**WORK TO COMPLETE:** Scan the data below and pick out the lines containing the word "arrow".

**GIVEN INFORMATION:**
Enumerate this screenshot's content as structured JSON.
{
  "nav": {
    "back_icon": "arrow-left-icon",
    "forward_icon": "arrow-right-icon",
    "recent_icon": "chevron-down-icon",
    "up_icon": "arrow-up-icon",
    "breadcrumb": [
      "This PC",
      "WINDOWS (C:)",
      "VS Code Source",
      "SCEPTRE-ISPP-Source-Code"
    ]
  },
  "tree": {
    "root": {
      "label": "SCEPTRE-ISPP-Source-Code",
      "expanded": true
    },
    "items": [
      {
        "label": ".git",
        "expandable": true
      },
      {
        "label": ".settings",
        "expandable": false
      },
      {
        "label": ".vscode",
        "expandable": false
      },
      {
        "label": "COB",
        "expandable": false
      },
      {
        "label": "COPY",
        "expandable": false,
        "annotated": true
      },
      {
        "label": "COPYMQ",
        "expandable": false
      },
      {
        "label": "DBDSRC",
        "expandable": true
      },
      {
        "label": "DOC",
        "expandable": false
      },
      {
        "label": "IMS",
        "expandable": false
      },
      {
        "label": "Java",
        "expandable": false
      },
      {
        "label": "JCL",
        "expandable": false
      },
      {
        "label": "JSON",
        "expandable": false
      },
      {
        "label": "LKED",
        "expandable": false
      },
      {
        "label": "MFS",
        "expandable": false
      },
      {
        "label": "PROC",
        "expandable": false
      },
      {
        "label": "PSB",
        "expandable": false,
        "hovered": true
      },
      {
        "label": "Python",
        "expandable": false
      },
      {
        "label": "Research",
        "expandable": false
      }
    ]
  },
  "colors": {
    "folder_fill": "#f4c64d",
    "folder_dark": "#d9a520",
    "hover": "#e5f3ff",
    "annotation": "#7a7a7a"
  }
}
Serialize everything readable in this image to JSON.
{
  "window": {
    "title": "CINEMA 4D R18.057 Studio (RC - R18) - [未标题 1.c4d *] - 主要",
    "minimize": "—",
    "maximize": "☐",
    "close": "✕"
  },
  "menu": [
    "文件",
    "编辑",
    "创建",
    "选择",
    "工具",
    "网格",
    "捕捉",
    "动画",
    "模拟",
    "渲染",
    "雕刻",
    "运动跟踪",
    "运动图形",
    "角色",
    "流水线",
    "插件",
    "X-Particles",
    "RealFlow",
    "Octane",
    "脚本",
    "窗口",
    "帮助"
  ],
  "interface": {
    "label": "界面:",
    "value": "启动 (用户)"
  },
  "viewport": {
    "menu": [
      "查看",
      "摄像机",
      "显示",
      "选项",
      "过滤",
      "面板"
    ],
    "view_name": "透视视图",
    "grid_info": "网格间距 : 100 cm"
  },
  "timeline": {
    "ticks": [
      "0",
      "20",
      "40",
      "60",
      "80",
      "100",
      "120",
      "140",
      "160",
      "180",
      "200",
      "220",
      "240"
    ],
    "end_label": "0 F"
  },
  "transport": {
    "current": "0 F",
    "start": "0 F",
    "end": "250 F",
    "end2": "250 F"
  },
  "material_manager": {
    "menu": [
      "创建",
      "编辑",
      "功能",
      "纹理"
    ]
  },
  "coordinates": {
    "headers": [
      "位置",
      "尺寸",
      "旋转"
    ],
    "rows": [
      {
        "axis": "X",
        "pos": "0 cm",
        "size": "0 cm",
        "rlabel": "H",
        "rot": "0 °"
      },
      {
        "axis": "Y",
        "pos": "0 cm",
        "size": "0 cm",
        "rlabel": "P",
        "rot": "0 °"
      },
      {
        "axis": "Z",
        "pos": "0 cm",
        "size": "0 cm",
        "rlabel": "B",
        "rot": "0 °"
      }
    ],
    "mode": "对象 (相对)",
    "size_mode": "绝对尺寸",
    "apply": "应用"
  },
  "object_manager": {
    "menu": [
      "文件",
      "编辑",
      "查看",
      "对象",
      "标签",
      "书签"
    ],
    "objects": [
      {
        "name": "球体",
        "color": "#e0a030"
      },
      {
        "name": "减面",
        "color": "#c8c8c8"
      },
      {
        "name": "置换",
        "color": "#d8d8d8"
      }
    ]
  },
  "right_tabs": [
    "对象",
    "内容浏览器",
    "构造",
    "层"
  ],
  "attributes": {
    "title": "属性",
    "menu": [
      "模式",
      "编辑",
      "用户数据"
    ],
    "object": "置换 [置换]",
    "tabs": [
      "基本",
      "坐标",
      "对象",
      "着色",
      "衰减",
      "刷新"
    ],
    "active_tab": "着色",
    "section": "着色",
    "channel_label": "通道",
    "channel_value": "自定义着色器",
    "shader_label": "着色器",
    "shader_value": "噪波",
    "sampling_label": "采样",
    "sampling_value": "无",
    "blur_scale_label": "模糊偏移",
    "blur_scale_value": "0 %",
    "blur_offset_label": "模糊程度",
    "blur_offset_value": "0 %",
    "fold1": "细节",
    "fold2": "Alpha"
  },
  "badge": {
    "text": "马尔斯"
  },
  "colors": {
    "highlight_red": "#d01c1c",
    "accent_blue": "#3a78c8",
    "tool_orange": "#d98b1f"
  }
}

**EXERCISE OUTPUT:**
    "back_icon": "arrow-left-icon",
    "forward_icon": "arrow-right-icon",
    "up_icon": "arrow-up-icon",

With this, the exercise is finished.